Data records
#####

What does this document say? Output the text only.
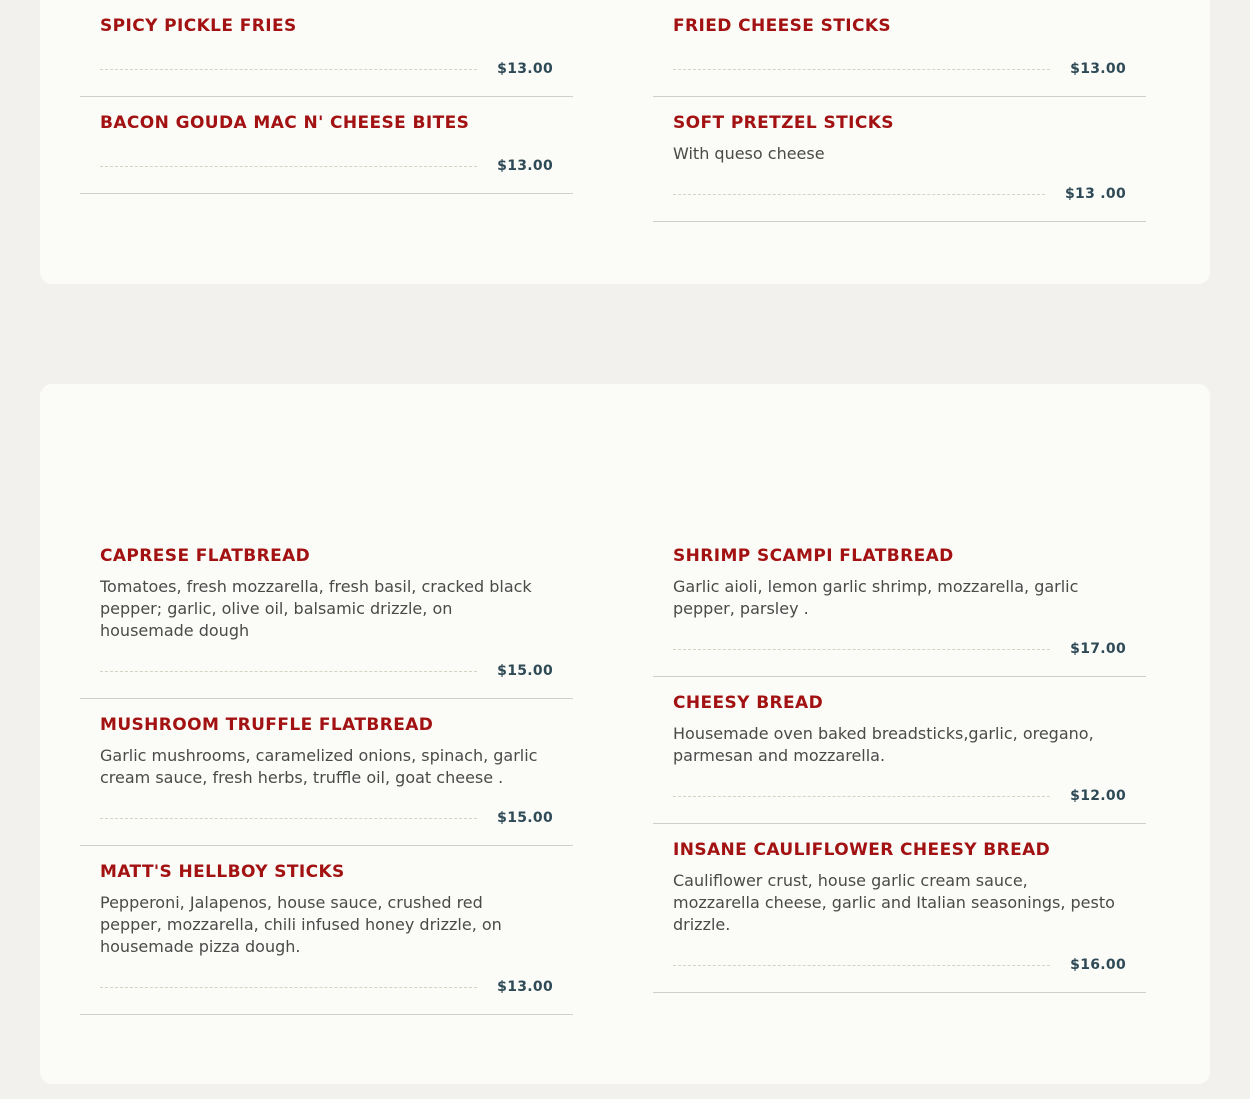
SPICY PICKLE FRIES
$13.00
BACON GOUDA MAC N' CHEESE BITES
$13.00
FRIED CHEESE STICKS
$13.00
SOFT PRETZEL STICKS

With queso cheese

$13 .00
CAPRESE FLATBREAD

Tomatoes, fresh mozzarella, fresh basil, cracked black pepper; garlic, olive oil, balsamic drizzle, on housemade dough

$15.00
MUSHROOM TRUFFLE FLATBREAD

Garlic mushrooms, caramelized onions, spinach, garlic cream sauce, fresh herbs, truffle oil, goat cheese .

$15.00
MATT'S HELLBOY STICKS

Pepperoni, Jalapenos, house sauce, crushed red pepper, mozzarella, chili infused honey drizzle, on housemade pizza dough.

$13.00
SHRIMP SCAMPI FLATBREAD

Garlic aioli, lemon garlic shrimp, mozzarella, garlic pepper, parsley .

$17.00
CHEESY BREAD

Housemade oven baked breadsticks,garlic, oregano, parmesan and mozzarella.

$12.00
INSANE CAULIFLOWER CHEESY BREAD

Cauliflower crust, house garlic cream sauce, mozzarella cheese, garlic and Italian seasonings, pesto drizzle.

$16.00
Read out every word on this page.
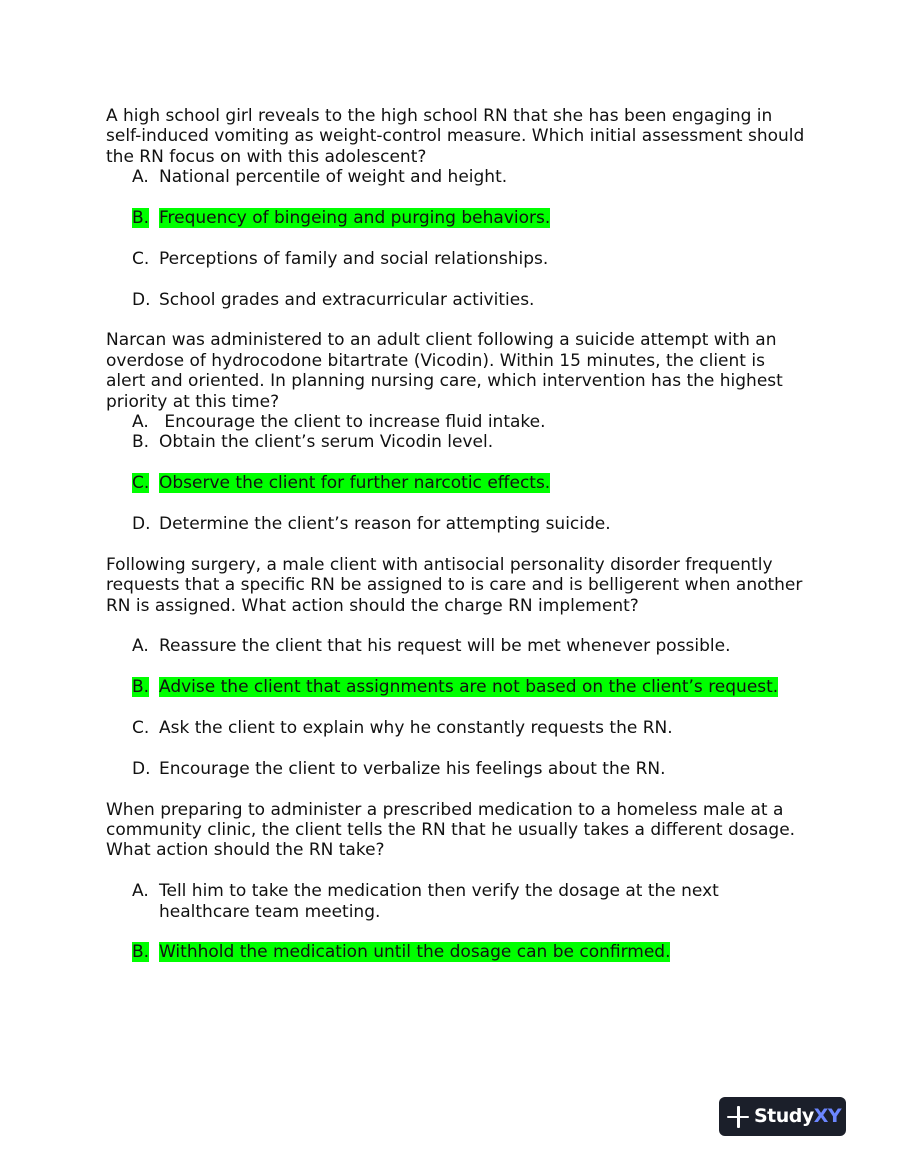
A high school girl reveals to the high school RN that she has been engaging in self-induced vomiting as weight-control measure. Which initial assessment should the RN focus on with this adolescent?

A. National percentile of weight and height.
B. Frequency of bingeing and purging behaviors.
C. Perceptions of family and social relationships.
D. School grades and extracurricular activities.

Narcan was administered to an adult client following a suicide attempt with an overdose of hydrocodone bitartrate (Vicodin). Within 15 minutes, the client is alert and oriented. In planning nursing care, which intervention has the highest priority at this time?

A. Encourage the client to increase fluid intake.
B. Obtain the client’s serum Vicodin level.
C. Observe the client for further narcotic effects.
D. Determine the client’s reason for attempting suicide.

Following surgery, a male client with antisocial personality disorder frequently requests that a specific RN be assigned to is care and is belligerent when another RN is assigned. What action should the charge RN implement?

A. Reassure the client that his request will be met whenever possible.
B. Advise the client that assignments are not based on the client’s request.
C. Ask the client to explain why he constantly requests the RN.
D. Encourage the client to verbalize his feelings about the RN.

When preparing to administer a prescribed medication to a homeless male at a community clinic, the client tells the RN that he usually takes a different dosage. What action should the RN take?

A. Tell him to take the medication then verify the dosage at the next healthcare team meeting.
B. Withhold the medication until the dosage can be confirmed.
StudyXY
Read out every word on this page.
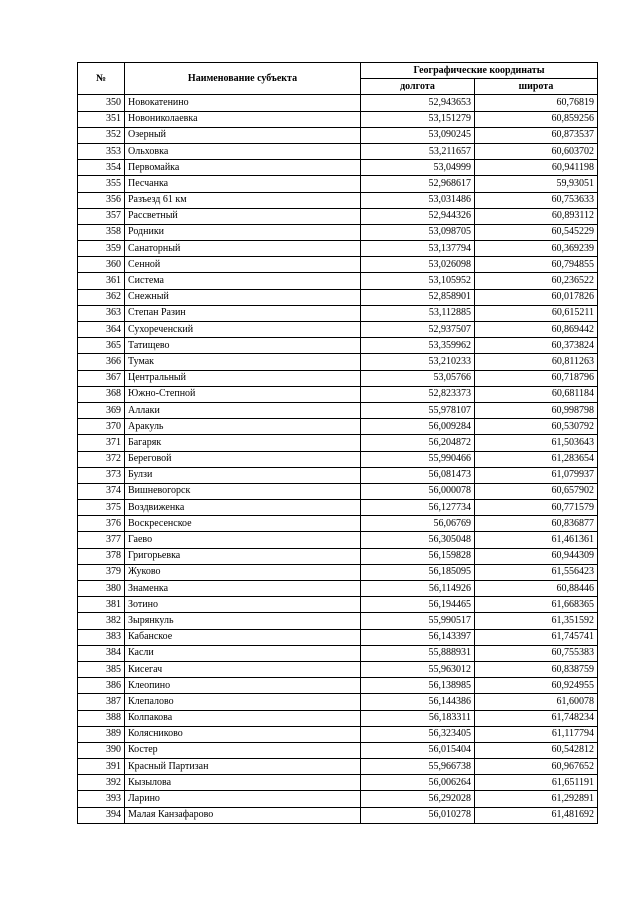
№	Наименование субъекта	Географические координаты	
		долгота	широта
350	Новокатенино	52,943653	60,76819
351	Новониколаевка	53,151279	60,859256
352	Озерный	53,090245	60,873537
353	Ольховка	53,211657	60,603702
354	Первомайка	53,04999	60,941198
355	Песчанка	52,968617	59,93051
356	Разъезд 61 км	53,031486	60,753633
357	Рассветный	52,944326	60,893112
358	Родники	53,098705	60,545229
359	Санаторный	53,137794	60,369239
360	Сенной	53,026098	60,794855
361	Система	53,105952	60,236522
362	Снежный	52,858901	60,017826
363	Степан Разин	53,112885	60,615211
364	Сухореченский	52,937507	60,869442
365	Татищево	53,359962	60,373824
366	Тумак	53,210233	60,811263
367	Центральный	53,05766	60,718796
368	Южно-Степной	52,823373	60,681184
369	Аллаки	55,978107	60,998798
370	Аракуль	56,009284	60,530792
371	Багаряк	56,204872	61,503643
372	Береговой	55,990466	61,283654
373	Булзи	56,081473	61,079937
374	Вишневогорск	56,000078	60,657902
375	Воздвиженка	56,127734	60,771579
376	Воскресенское	56,06769	60,836877
377	Гаево	56,305048	61,461361
378	Григорьевка	56,159828	60,944309
379	Жуково	56,185095	61,556423
380	Знаменка	56,114926	60,88446
381	Зотино	56,194465	61,668365
382	Зырянкуль	55,990517	61,351592
383	Кабанское	56,143397	61,745741
384	Касли	55,888931	60,755383
385	Кисегач	55,963012	60,838759
386	Клеопино	56,138985	60,924955
387	Клепалово	56,144386	61,60078
388	Колпакова	56,183311	61,748234
389	Колясниково	56,323405	61,117794
390	Костер	56,015404	60,542812
391	Красный Партизан	55,966738	60,967652
392	Кызылова	56,006264	61,651191
393	Ларино	56,292028	61,292891
394	Малая Канзафарово	56,010278	61,481692
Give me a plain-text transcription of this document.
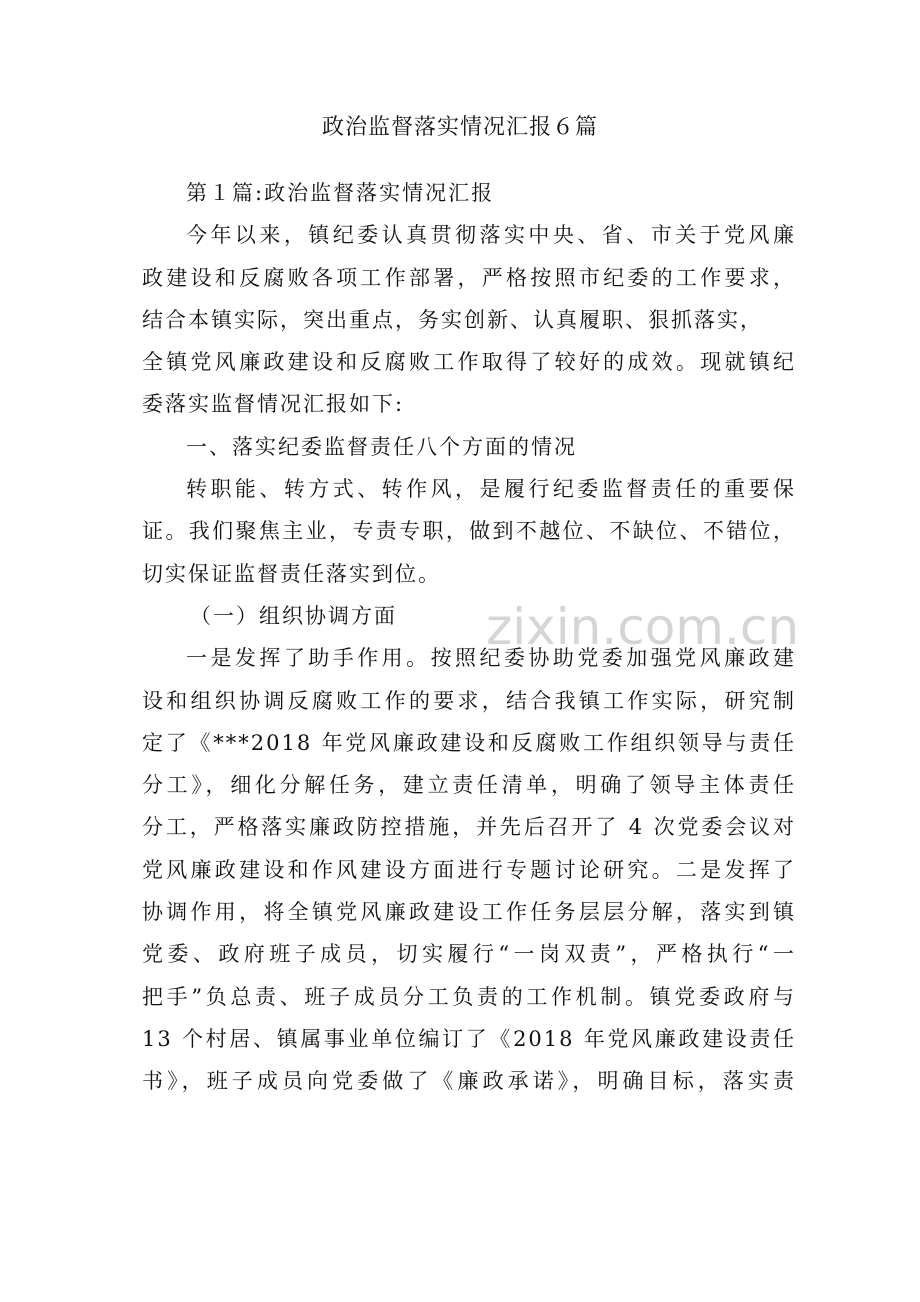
政治监督落实情况汇报６篇
第１篇:政治监督落实情况汇报
今年以来，镇纪委认真贯彻落实中央、省、市关于党风廉
政建设和反腐败各项工作部署，严格按照市纪委的工作要求，
结合本镇实际，突出重点，务实创新、认真履职、狠抓落实，
全镇党风廉政建设和反腐败工作取得了较好的成效。现就镇纪
委落实监督情况汇报如下:
一、落实纪委监督责任八个方面的情况
转职能、转方式、转作风，是履行纪委监督责任的重要保
证。我们聚焦主业，专责专职，做到不越位、不缺位、不错位，
切实保证监督责任落实到位。
（一）组织协调方面
一是发挥了助手作用。按照纪委协助党委加强党风廉政建
设和组织协调反腐败工作的要求，结合我镇工作实际，研究制
定了《***2018 年党风廉政建设和反腐败工作组织领导与责任
分工》，细化分解任务，建立责任清单，明确了领导主体责任
分工，严格落实廉政防控措施，并先后召开了 4 次党委会议对
党风廉政建设和作风建设方面进行专题讨论研究。二是发挥了
协调作用，将全镇党风廉政建设工作任务层层分解，落实到镇
党委、政府班子成员，切实履行“一岗双责”，严格执行“一
把手”负总责、班子成员分工负责的工作机制。镇党委政府与
13 个村居、镇属事业单位编订了《2018 年党风廉政建设责任
书》，班子成员向党委做了《廉政承诺》，明确目标，落实责
zixin.com.cn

#####

» **WHAT TO PRODUCE**
Reproduce the entries above exactly. Do not include the images.

» **FULL SOLUTION**
What does this document say? Output the text only.
SPICY PICKLE FRIES
$13.00
BACON GOUDA MAC N' CHEESE BITES
$13.00
FRIED CHEESE STICKS
$13.00
SOFT PRETZEL STICKS

With queso cheese

$13 .00
CAPRESE FLATBREAD

Tomatoes, fresh mozzarella, fresh basil, cracked black pepper; garlic, olive oil, balsamic drizzle, on housemade dough

$15.00
MUSHROOM TRUFFLE FLATBREAD

Garlic mushrooms, caramelized onions, spinach, garlic cream sauce, fresh herbs, truffle oil, goat cheese .

$15.00
MATT'S HELLBOY STICKS

Pepperoni, Jalapenos, house sauce, crushed red pepper, mozzarella, chili infused honey drizzle, on housemade pizza dough.

$13.00
SHRIMP SCAMPI FLATBREAD

Garlic aioli, lemon garlic shrimp, mozzarella, garlic pepper, parsley .

$17.00
CHEESY BREAD

Housemade oven baked breadsticks,garlic, oregano, parmesan and mozzarella.

$12.00
INSANE CAULIFLOWER CHEESY BREAD

Cauliflower crust, house garlic cream sauce, mozzarella cheese, garlic and Italian seasonings, pesto drizzle.

$16.00
Read out every word on this page.
A high school girl reveals to the high school RN that she has been engaging in self-induced vomiting as weight-control measure. Which initial assessment should the RN focus on with this adolescent?

A. National percentile of weight and height.
B. Frequency of bingeing and purging behaviors.
C. Perceptions of family and social relationships.
D. School grades and extracurricular activities.

Narcan was administered to an adult client following a suicide attempt with an overdose of hydrocodone bitartrate (Vicodin). Within 15 minutes, the client is alert and oriented. In planning nursing care, which intervention has the highest priority at this time?

A. Encourage the client to increase fluid intake.
B. Obtain the client’s serum Vicodin level.
C. Observe the client for further narcotic effects.
D. Determine the client’s reason for attempting suicide.

Following surgery, a male client with antisocial personality disorder frequently requests that a specific RN be assigned to is care and is belligerent when another RN is assigned. What action should the charge RN implement?

A. Reassure the client that his request will be met whenever possible.
B. Advise the client that assignments are not based on the client’s request.
C. Ask the client to explain why he constantly requests the RN.
D. Encourage the client to verbalize his feelings about the RN.

When preparing to administer a prescribed medication to a homeless male at a community clinic, the client tells the RN that he usually takes a different dosage. What action should the RN take?

A. Tell him to take the medication then verify the dosage at the next healthcare team meeting.
B. Withhold the medication until the dosage can be confirmed.
StudyXY
Read out every word on this page.
№	Наименование субъекта	Географические координаты	
		долгота	широта
350	Новокатенино	52,943653	60,76819
351	Новониколаевка	53,151279	60,859256
352	Озерный	53,090245	60,873537
353	Ольховка	53,211657	60,603702
354	Первомайка	53,04999	60,941198
355	Песчанка	52,968617	59,93051
356	Разъезд 61 км	53,031486	60,753633
357	Рассветный	52,944326	60,893112
358	Родники	53,098705	60,545229
359	Санаторный	53,137794	60,369239
360	Сенной	53,026098	60,794855
361	Система	53,105952	60,236522
362	Снежный	52,858901	60,017826
363	Степан Разин	53,112885	60,615211
364	Сухореченский	52,937507	60,869442
365	Татищево	53,359962	60,373824
366	Тумак	53,210233	60,811263
367	Центральный	53,05766	60,718796
368	Южно-Степной	52,823373	60,681184
369	Аллаки	55,978107	60,998798
370	Аракуль	56,009284	60,530792
371	Багаряк	56,204872	61,503643
372	Береговой	55,990466	61,283654
373	Булзи	56,081473	61,079937
374	Вишневогорск	56,000078	60,657902
375	Воздвиженка	56,127734	60,771579
376	Воскресенское	56,06769	60,836877
377	Гаево	56,305048	61,461361
378	Григорьевка	56,159828	60,944309
379	Жуково	56,185095	61,556423
380	Знаменка	56,114926	60,88446
381	Зотино	56,194465	61,668365
382	Зырянкуль	55,990517	61,351592
383	Кабанское	56,143397	61,745741
384	Касли	55,888931	60,755383
385	Кисегач	55,963012	60,838759
386	Клеопино	56,138985	60,924955
387	Клепалово	56,144386	61,60078
388	Колпакова	56,183311	61,748234
389	Колясниково	56,323405	61,117794
390	Костер	56,015404	60,542812
391	Красный Партизан	55,966738	60,967652
392	Кызылова	56,006264	61,651191
393	Ларино	56,292028	61,292891
394	Малая Канзафарово	56,010278	61,481692
Give me a plain-text transcription of this document.
政治监督落实情况汇报６篇
第１篇:政治监督落实情况汇报
今年以来，镇纪委认真贯彻落实中央、省、市关于党风廉
政建设和反腐败各项工作部署，严格按照市纪委的工作要求，
结合本镇实际，突出重点，务实创新、认真履职、狠抓落实，
全镇党风廉政建设和反腐败工作取得了较好的成效。现就镇纪
委落实监督情况汇报如下:
一、落实纪委监督责任八个方面的情况
转职能、转方式、转作风，是履行纪委监督责任的重要保
证。我们聚焦主业，专责专职，做到不越位、不缺位、不错位，
切实保证监督责任落实到位。
（一）组织协调方面
一是发挥了助手作用。按照纪委协助党委加强党风廉政建
设和组织协调反腐败工作的要求，结合我镇工作实际，研究制
定了《***2018 年党风廉政建设和反腐败工作组织领导与责任
分工》，细化分解任务，建立责任清单，明确了领导主体责任
分工，严格落实廉政防控措施，并先后召开了 4 次党委会议对
党风廉政建设和作风建设方面进行专题讨论研究。二是发挥了
协调作用，将全镇党风廉政建设工作任务层层分解，落实到镇
党委、政府班子成员，切实履行“一岗双责”，严格执行“一
把手”负总责、班子成员分工负责的工作机制。镇党委政府与
13 个村居、镇属事业单位编订了《2018 年党风廉政建设责任
书》，班子成员向党委做了《廉政承诺》，明确目标，落实责
zixin.com.cn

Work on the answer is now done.